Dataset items

━━━━━━━━━━

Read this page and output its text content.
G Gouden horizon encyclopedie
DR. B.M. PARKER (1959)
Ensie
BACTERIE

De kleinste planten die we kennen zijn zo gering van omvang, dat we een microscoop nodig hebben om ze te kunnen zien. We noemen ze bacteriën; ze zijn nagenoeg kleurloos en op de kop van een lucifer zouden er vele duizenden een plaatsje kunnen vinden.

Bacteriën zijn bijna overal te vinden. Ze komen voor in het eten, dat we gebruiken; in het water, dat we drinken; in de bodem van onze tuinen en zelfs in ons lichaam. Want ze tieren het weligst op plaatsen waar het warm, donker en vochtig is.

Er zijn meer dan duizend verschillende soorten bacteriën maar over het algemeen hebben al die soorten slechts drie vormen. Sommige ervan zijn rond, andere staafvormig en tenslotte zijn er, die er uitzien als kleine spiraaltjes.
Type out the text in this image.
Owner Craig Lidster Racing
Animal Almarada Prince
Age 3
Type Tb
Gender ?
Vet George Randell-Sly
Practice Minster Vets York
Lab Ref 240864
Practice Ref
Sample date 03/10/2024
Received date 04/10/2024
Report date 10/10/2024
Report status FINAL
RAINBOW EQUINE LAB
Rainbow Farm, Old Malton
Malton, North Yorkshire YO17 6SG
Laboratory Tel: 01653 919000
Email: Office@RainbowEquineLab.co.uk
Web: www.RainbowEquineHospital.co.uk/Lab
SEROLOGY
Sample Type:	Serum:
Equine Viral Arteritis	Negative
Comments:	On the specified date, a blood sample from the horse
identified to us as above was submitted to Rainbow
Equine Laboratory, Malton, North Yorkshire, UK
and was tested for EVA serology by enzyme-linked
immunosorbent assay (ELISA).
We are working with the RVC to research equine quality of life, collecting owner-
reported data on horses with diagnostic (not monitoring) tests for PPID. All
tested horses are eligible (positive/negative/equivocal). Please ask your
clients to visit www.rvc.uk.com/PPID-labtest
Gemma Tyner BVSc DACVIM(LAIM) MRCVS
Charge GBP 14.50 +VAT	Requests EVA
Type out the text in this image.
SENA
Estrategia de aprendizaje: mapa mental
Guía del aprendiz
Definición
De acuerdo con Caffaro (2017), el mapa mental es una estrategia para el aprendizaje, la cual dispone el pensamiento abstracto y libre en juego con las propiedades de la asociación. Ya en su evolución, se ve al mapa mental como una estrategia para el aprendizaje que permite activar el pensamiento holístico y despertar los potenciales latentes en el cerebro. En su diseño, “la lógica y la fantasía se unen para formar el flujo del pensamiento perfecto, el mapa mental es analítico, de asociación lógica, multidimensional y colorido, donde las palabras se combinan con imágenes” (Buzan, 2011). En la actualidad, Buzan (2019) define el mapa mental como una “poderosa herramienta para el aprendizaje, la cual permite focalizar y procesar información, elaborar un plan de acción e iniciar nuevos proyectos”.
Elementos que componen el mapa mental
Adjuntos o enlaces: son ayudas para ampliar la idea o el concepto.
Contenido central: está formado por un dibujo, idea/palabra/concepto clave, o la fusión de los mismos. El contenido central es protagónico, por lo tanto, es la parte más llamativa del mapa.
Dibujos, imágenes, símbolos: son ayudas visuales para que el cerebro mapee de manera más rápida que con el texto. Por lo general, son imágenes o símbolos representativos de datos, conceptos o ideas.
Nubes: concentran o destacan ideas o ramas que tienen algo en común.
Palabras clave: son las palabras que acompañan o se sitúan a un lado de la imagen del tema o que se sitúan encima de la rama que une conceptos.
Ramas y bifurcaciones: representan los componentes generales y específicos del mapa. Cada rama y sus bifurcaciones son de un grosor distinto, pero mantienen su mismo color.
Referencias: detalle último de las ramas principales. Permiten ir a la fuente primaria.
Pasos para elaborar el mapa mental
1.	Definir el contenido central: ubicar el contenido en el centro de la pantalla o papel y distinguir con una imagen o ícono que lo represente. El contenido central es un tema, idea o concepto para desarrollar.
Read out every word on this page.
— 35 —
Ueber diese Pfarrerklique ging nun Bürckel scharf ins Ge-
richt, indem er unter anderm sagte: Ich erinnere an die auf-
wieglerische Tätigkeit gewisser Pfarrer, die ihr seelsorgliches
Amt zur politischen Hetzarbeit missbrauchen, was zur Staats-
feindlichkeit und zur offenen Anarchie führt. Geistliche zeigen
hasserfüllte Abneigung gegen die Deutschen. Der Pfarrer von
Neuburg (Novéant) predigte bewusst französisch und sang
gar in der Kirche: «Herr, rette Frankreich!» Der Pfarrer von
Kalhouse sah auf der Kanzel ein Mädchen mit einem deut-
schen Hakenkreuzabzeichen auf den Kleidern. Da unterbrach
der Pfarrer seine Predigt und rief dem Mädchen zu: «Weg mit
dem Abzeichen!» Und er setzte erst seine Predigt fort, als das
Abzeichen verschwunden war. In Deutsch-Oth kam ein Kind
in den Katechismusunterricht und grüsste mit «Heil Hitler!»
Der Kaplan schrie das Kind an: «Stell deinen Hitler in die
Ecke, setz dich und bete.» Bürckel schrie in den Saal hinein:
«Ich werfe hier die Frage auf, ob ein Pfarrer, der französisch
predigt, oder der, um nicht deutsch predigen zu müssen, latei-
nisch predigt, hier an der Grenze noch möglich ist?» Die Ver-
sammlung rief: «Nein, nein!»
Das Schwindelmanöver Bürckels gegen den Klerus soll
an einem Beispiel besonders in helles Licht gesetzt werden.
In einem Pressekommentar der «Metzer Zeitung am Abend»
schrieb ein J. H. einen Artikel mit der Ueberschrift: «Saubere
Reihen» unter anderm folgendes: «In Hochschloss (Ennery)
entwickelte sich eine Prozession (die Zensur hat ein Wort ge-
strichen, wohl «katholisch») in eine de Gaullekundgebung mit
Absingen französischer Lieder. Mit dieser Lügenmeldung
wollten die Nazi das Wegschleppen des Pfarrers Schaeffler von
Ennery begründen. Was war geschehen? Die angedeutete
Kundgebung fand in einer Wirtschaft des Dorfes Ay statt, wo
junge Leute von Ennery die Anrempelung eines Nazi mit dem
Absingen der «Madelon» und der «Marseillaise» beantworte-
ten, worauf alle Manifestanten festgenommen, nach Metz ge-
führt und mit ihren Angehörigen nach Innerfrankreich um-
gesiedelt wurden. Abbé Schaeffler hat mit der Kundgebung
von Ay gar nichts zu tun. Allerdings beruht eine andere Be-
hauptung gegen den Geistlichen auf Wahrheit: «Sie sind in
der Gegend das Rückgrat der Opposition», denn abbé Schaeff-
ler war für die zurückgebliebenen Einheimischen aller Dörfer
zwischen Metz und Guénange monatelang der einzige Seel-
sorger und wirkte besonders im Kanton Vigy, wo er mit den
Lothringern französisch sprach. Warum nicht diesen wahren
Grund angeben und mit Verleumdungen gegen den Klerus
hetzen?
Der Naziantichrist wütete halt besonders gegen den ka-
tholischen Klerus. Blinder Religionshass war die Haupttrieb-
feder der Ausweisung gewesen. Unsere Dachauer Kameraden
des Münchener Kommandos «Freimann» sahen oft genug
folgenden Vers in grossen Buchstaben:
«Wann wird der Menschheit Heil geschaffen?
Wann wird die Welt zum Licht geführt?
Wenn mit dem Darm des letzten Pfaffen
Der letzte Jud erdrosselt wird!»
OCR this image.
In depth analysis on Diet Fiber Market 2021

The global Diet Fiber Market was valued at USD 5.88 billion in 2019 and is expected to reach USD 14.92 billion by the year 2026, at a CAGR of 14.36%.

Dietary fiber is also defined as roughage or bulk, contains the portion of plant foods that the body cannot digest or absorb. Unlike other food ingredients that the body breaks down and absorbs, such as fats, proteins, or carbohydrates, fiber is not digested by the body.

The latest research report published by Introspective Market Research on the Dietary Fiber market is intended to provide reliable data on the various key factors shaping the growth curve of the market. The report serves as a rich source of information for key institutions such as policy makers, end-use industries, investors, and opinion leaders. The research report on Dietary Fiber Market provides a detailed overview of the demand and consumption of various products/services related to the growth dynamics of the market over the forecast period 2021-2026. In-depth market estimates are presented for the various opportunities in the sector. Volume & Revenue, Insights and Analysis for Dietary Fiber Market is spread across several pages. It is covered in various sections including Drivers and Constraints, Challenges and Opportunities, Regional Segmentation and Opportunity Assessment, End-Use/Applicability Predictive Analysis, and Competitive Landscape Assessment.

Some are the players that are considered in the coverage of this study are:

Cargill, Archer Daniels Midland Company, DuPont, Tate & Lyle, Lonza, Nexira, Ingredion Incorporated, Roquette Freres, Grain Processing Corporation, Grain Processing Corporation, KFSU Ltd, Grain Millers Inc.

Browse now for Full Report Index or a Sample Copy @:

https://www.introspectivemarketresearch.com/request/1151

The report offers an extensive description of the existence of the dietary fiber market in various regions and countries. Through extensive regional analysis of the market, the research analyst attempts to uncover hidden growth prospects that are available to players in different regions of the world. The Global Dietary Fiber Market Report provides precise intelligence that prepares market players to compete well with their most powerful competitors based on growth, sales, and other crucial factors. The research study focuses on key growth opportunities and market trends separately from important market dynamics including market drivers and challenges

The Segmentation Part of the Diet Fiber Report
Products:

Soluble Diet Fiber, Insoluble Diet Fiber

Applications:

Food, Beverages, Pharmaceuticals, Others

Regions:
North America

━━━━━━━━━━

For every line of the data above that contains "einem", copy that line.

- [RESULT]
Kalhouse sah auf der Kanzel ein Mädchen mit einem deut-
an einem Beispiel besonders in helles Licht gesetzt werden.
In einem Pressekommentar der «Metzer Zeitung am Abend»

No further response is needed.